Source data —

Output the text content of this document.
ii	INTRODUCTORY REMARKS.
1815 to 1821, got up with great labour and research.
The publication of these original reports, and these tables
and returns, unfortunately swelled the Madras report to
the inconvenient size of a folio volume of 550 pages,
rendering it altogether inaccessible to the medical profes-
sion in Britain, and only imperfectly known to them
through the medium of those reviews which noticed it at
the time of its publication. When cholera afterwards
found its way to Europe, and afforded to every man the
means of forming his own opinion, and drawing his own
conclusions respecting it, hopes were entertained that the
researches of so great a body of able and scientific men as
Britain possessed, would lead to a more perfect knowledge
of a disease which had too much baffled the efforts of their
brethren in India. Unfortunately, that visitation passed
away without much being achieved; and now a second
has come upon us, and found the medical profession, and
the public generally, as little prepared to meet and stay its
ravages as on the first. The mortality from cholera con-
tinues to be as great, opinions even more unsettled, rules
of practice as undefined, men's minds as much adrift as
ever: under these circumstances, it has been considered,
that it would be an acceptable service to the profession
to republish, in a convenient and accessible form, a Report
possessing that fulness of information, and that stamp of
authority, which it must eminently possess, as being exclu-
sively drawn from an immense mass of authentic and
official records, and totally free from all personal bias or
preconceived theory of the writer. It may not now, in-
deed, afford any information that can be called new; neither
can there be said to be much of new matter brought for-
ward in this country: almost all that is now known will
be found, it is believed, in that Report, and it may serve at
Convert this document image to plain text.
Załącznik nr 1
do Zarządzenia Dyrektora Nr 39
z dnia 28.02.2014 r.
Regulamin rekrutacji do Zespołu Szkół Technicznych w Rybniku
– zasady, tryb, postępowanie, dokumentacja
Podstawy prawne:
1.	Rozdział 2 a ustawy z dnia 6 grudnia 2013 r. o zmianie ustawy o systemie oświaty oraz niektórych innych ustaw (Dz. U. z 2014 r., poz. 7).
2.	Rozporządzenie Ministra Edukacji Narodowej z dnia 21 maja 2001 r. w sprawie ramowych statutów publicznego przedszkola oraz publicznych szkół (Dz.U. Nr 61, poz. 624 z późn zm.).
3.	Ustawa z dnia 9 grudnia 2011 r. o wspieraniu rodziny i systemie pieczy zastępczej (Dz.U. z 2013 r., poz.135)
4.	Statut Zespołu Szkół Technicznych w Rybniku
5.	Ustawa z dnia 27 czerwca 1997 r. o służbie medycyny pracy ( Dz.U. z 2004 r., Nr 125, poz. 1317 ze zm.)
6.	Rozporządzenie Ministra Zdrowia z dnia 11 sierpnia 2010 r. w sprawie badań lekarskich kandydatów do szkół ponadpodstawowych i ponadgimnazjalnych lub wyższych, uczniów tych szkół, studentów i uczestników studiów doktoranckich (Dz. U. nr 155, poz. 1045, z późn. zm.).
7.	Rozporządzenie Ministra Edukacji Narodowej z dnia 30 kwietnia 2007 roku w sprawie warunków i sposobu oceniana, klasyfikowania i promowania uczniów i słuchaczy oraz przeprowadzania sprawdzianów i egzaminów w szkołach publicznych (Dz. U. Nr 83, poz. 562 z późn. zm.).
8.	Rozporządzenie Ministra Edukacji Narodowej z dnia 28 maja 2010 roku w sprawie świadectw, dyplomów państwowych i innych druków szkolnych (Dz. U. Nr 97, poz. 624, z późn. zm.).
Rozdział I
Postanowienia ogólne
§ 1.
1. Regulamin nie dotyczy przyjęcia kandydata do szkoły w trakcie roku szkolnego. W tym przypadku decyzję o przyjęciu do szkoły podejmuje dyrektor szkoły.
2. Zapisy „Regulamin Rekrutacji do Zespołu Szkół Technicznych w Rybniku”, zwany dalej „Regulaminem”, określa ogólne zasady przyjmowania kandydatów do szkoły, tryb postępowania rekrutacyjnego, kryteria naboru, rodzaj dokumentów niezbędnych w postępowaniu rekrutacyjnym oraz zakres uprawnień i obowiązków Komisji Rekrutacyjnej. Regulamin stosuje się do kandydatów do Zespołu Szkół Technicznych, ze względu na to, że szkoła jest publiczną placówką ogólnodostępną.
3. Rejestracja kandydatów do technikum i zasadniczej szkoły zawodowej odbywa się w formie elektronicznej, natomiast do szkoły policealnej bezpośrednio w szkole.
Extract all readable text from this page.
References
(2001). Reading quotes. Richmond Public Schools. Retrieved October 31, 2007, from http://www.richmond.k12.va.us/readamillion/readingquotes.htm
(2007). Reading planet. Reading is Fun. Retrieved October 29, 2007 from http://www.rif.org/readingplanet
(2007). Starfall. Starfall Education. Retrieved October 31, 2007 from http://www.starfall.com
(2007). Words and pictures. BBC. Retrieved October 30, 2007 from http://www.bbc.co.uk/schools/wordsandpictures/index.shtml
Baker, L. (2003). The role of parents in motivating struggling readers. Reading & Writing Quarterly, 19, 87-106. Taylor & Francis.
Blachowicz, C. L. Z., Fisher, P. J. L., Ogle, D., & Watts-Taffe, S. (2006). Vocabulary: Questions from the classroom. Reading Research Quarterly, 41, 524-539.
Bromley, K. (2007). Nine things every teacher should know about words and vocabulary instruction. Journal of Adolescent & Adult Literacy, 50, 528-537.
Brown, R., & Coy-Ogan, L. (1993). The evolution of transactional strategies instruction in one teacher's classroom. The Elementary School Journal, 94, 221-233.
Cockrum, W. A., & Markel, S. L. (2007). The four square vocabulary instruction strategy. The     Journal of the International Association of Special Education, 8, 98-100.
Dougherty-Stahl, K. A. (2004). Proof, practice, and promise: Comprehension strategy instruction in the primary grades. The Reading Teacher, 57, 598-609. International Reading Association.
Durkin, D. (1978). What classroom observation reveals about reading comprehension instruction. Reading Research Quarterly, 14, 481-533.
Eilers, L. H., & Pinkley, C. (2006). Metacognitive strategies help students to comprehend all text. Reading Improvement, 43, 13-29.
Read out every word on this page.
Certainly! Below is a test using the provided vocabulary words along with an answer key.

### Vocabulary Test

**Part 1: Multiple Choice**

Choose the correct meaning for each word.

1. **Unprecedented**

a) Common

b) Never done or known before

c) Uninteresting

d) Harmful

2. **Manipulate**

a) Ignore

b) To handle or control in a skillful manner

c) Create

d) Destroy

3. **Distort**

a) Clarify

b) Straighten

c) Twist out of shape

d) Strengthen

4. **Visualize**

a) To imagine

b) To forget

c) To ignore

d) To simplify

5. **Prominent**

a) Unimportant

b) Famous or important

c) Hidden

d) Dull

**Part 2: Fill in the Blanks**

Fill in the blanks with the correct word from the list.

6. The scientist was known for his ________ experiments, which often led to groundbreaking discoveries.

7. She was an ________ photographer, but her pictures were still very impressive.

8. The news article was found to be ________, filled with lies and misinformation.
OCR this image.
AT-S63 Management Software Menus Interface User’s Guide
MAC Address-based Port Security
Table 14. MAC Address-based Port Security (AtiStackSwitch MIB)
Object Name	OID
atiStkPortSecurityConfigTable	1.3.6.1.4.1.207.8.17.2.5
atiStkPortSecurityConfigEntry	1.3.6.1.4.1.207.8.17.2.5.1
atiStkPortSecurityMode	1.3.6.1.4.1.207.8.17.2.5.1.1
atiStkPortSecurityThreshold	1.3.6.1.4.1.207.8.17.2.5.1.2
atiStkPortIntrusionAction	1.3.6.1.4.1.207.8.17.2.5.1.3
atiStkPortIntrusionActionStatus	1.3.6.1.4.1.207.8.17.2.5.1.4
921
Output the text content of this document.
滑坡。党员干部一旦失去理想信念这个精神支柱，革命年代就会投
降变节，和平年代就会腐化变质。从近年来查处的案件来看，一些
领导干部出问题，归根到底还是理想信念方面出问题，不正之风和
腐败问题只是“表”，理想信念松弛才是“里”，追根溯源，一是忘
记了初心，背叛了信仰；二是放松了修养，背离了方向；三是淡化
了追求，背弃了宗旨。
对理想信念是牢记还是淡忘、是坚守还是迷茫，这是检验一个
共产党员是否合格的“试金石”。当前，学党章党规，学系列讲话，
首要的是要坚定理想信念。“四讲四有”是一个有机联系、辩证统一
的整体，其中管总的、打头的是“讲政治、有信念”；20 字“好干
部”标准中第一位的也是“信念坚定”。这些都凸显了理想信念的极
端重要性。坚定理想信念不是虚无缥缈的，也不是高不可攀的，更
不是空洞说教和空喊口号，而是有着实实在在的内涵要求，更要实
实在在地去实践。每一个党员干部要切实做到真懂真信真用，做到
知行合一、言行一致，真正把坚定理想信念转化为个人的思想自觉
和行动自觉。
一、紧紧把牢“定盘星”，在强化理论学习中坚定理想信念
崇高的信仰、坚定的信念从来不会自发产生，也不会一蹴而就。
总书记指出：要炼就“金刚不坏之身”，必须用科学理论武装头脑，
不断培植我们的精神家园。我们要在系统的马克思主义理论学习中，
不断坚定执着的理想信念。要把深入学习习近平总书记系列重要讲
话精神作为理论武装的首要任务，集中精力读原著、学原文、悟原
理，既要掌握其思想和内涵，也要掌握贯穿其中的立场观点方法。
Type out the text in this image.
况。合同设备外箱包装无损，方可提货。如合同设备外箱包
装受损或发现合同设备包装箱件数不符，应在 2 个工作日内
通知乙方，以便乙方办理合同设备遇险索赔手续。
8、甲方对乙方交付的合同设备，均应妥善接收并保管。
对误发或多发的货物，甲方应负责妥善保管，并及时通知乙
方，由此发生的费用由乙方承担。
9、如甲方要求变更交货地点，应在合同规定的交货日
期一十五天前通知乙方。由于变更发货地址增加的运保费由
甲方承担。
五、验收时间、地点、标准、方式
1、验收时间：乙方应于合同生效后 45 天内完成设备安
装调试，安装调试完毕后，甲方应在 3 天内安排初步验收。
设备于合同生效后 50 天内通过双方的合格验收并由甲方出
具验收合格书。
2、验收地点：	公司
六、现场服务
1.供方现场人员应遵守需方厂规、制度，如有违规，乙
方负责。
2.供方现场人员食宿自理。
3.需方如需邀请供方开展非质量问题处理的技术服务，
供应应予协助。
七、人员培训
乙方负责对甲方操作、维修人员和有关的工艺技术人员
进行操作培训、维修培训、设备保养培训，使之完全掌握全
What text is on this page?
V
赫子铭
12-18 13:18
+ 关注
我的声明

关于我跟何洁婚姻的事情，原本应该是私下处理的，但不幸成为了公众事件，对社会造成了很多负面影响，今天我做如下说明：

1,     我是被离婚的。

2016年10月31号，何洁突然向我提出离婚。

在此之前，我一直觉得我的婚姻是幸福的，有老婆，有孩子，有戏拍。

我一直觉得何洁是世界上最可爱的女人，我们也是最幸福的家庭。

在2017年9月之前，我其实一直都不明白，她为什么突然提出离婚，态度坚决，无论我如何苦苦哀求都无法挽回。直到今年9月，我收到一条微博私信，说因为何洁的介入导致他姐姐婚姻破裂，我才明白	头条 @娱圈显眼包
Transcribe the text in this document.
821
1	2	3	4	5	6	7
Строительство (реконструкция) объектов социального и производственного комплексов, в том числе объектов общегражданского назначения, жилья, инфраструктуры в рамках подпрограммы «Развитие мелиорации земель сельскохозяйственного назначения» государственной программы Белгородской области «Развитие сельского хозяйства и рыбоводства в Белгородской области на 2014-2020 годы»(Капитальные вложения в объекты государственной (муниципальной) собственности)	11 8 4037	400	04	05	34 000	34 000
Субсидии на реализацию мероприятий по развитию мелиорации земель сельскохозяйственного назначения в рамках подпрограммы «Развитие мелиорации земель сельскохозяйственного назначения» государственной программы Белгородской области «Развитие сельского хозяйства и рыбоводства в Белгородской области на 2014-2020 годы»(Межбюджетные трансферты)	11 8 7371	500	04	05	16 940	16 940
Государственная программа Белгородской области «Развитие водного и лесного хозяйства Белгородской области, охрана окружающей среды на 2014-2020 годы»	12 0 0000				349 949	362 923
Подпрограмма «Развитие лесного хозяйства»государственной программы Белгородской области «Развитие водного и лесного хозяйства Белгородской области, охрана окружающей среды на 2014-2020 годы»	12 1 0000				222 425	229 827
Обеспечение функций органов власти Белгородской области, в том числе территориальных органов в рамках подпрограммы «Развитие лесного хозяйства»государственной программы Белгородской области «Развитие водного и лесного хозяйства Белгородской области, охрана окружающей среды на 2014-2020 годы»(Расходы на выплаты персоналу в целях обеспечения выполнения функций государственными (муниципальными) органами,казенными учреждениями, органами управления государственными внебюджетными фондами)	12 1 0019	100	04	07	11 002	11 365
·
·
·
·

Your objective — Keep only those lines of the records that hold "uczniów", and return them.

Correct output —
6.	Rozporządzenie Ministra Zdrowia z dnia 11 sierpnia 2010 r. w sprawie badań lekarskich kandydatów do szkół ponadpodstawowych i ponadgimnazjalnych lub wyższych, uczniów tych szkół, studentów i uczestników studiów doktoranckich (Dz. U. nr 155, poz. 1045, z późn. zm.).
7.	Rozporządzenie Ministra Edukacji Narodowej z dnia 30 kwietnia 2007 roku w sprawie warunków i sposobu oceniana, klasyfikowania i promowania uczniów i słuchaczy oraz przeprowadzania sprawdzianów i egzaminów w szkołach publicznych (Dz. U. Nr 83, poz. 562 z późn. zm.).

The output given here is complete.